# [Exercise aim]
Repeat every record below exactly as it appears.

(Items from a data source)
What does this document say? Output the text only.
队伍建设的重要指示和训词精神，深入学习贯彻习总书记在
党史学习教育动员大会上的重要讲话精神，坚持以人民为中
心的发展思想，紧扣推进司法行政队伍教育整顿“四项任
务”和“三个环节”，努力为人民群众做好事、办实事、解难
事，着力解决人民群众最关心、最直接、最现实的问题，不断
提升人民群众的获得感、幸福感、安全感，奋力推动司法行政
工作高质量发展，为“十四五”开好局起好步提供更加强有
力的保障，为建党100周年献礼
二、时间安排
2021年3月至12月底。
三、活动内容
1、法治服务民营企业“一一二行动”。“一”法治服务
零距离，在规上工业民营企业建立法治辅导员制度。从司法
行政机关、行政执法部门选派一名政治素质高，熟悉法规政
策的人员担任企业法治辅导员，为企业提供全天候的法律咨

# [Result for this task]
What does this document say? Output the text only.
队伍建设的重要指示和训词精神，深入学习贯彻习总书记在
党史学习教育动员大会上的重要讲话精神，坚持以人民为中
心的发展思想，紧扣推进司法行政队伍教育整顿“四项任
务”和“三个环节”，努力为人民群众做好事、办实事、解难
事，着力解决人民群众最关心、最直接、最现实的问题，不断
提升人民群众的获得感、幸福感、安全感，奋力推动司法行政
工作高质量发展，为“十四五”开好局起好步提供更加强有
力的保障，为建党100周年献礼
二、时间安排
2021年3月至12月底。
三、活动内容
1、法治服务民营企业“一一二行动”。“一”法治服务
零距离，在规上工业民营企业建立法治辅导员制度。从司法
行政机关、行政执法部门选派一名政治素质高，熟悉法规政
策的人员担任企业法治辅导员，为企业提供全天候的法律咨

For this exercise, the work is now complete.